Input:
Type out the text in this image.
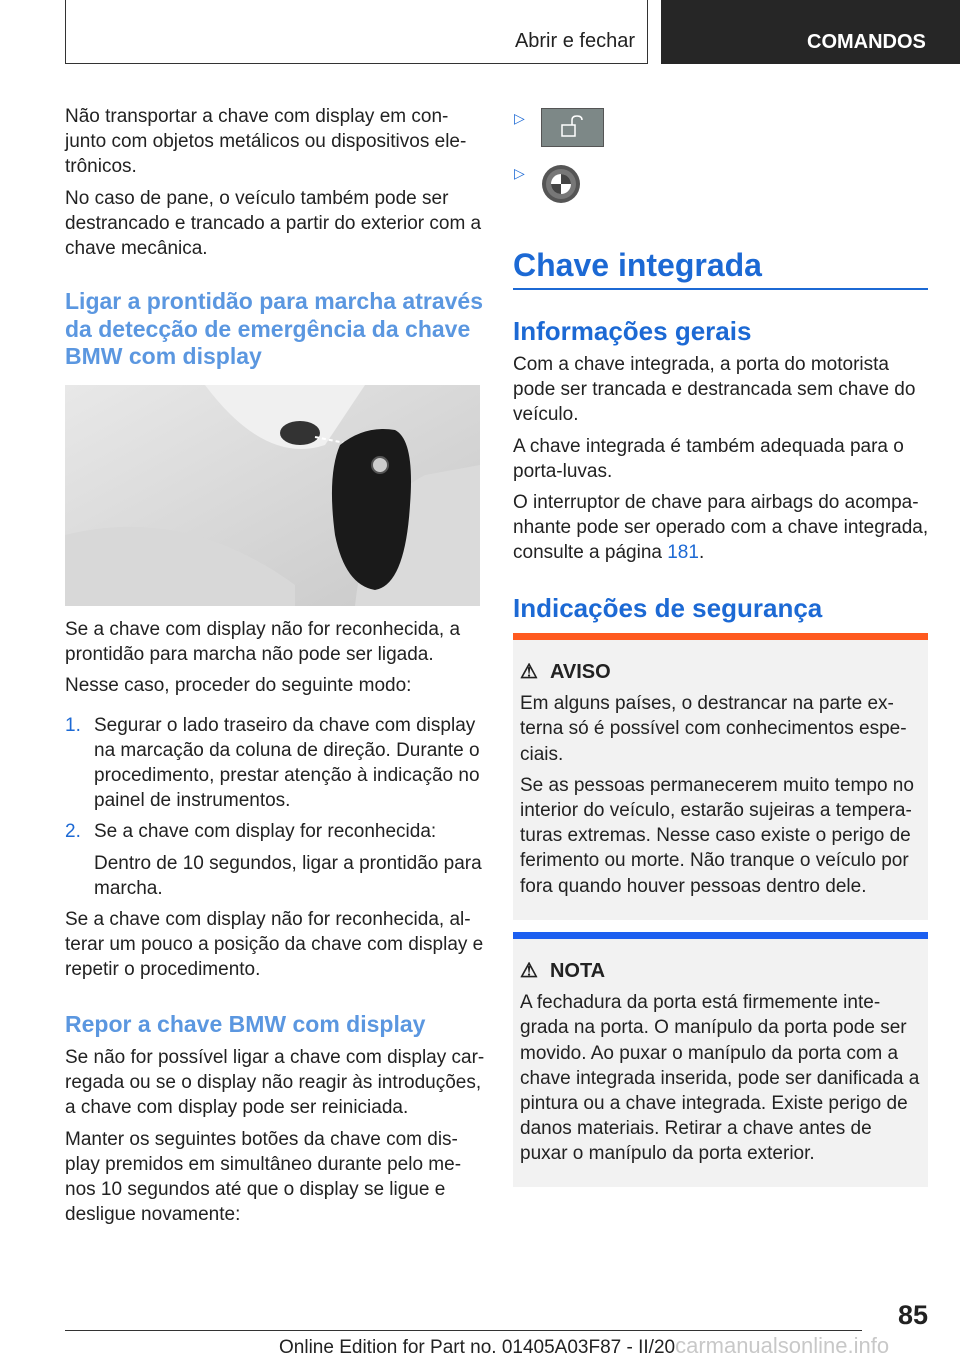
Abrir e fechar	COMANDOS

Não transportar a chave com display em con-junto com objetos metálicos ou dispositivos ele-trônicos.

No caso de pane, o veículo também pode ser destrancado e trancado a partir do exterior com a chave mecânica.

Ligar a prontidão para marcha através da detecção de emergência da chave BMW com display

Se a chave com display não for reconhecida, a prontidão para marcha não pode ser ligada.

Nesse caso, proceder do seguinte modo:

1. Segurar o lado traseiro da chave com display na marcação da coluna de direção. Durante o procedimento, prestar atenção à indicação no painel de instrumentos.
2. Se a chave com display for reconhecida:

Dentro de 10 segundos, ligar a prontidão para marcha.

Se a chave com display não for reconhecida, al-terar um pouco a posição da chave com display e repetir o procedimento.

Repor a chave BMW com display

Se não for possível ligar a chave com display car-regada ou se o display não reagir às introduções, a chave com display pode ser reiniciada.

Manter os seguintes botões da chave com dis-play premidos em simultâneo durante pelo me-nos 10 segundos até que o display se ligue e desligue novamente:

▷
▷
Chave integrada
Informações gerais

Com a chave integrada, a porta do motorista pode ser trancada e destrancada sem chave do veículo.

A chave integrada é também adequada para o porta-luvas.

O interruptor de chave para airbags do acompa-nhante pode ser operado com a chave integrada, consulte a página 181.

Indicações de segurança
⚠ AVISO

Em alguns países, o destrancar na parte ex-terna só é possível com conhecimentos espe-ciais.

Se as pessoas permanecerem muito tempo no interior do veículo, estarão sujeiras a tempera-turas extremas. Nesse caso existe o perigo de ferimento ou morte. Não tranque o veículo por fora quando houver pessoas dentro dele.

⚠ NOTA

A fechadura da porta está firmemente inte-grada na porta. O manípulo da porta pode ser movido. Ao puxar o manípulo da porta com a chave integrada inserida, pode ser danificada a pintura ou a chave integrada. Existe perigo de danos materiais. Retirar a chave antes de puxar o manípulo da porta exterior.

85
Online Edition for Part no. 01405A03F87 - II/20carmanualsonline.info
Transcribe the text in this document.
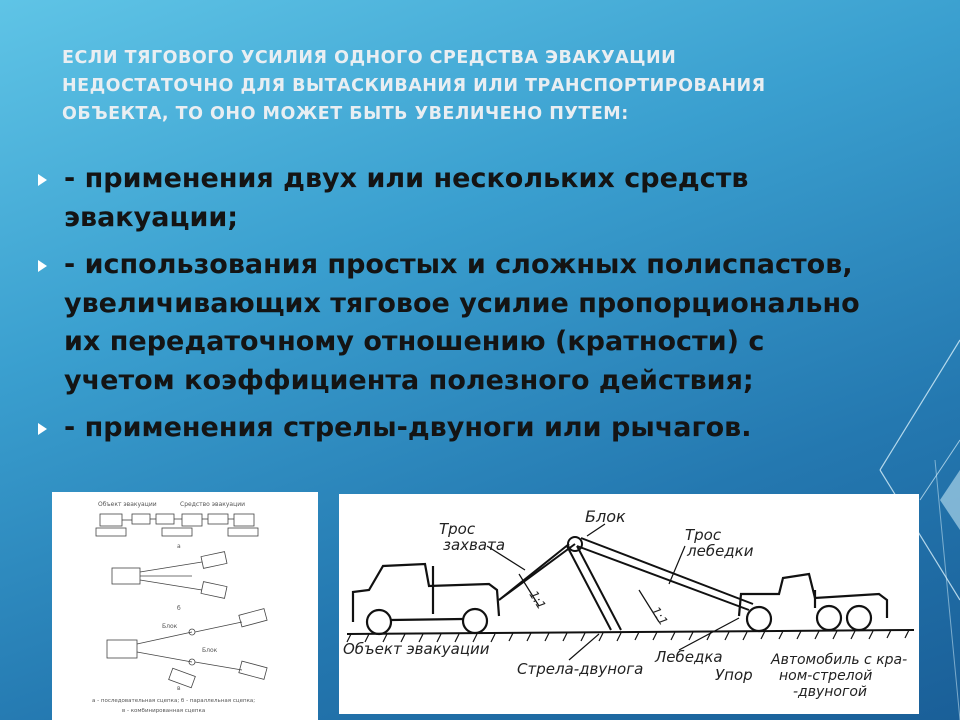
ЕСЛИ ТЯГОВОГО УСИЛИЯ ОДНОГО СРЕДСТВА ЭВАКУАЦИИ
НЕДОСТАТОЧНО ДЛЯ ВЫТАСКИВАНИЯ ИЛИ ТРАНСПОРТИРОВАНИЯ
ОБЪЕКТА, ТО ОНО МОЖЕТ БЫТЬ УВЕЛИЧЕНО ПУТЕМ:
- применения двух или нескольких средств
эвакуации;
- использования простых и сложных полиспастов,
увеличивающих тяговое усилие пропорционально
их передаточному отношению (кратности) с
учетом коэффициента полезного действия;
- применения стрелы-двуноги или рычагов.
Объект эвакуации	Средство эвакуации
а
б
Блок
Блок
в
а - последовательная сцепка; б - параллельная сцепка;
в - комбинированная сцепка
1:1
1:1
Трос
захвата
Блок
Трос
лебедки
Объект эвакуации
Стрела-двунога
Лебедка
Упор
Автомобиль с кра-
ном-стрелой
-двуногой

Problem requirements:
Only the number is wanted: how many lines of the data contain the word "procedimento"?

Exercise answer:
2